What you need to do: Print the entire listing. Each line must match the original exactly.

###

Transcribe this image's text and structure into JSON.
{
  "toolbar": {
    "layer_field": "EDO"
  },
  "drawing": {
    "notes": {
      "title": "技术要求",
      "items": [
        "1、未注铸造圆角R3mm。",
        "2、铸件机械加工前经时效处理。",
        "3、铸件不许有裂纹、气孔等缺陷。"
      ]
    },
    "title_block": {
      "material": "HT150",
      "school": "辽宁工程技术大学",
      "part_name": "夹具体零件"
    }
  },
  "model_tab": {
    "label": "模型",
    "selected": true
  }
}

###

Finished answer:
Transcribe this image's text and structure into JSON.
{
  "toolbar": {
    "layer_field": "EDO"
  },
  "drawing": {
    "notes": {
      "title": "技术要求",
      "items": [
        "1、未注铸造圆角R3mm。",
        "2、铸件机械加工前经时效处理。",
        "3、铸件不许有裂纹、气孔等缺陷。"
      ]
    },
    "title_block": {
      "material": "HT150",
      "school": "辽宁工程技术大学",
      "part_name": "夹具体零件"
    }
  },
  "model_tab": {
    "label": "模型",
    "selected": true
  }
}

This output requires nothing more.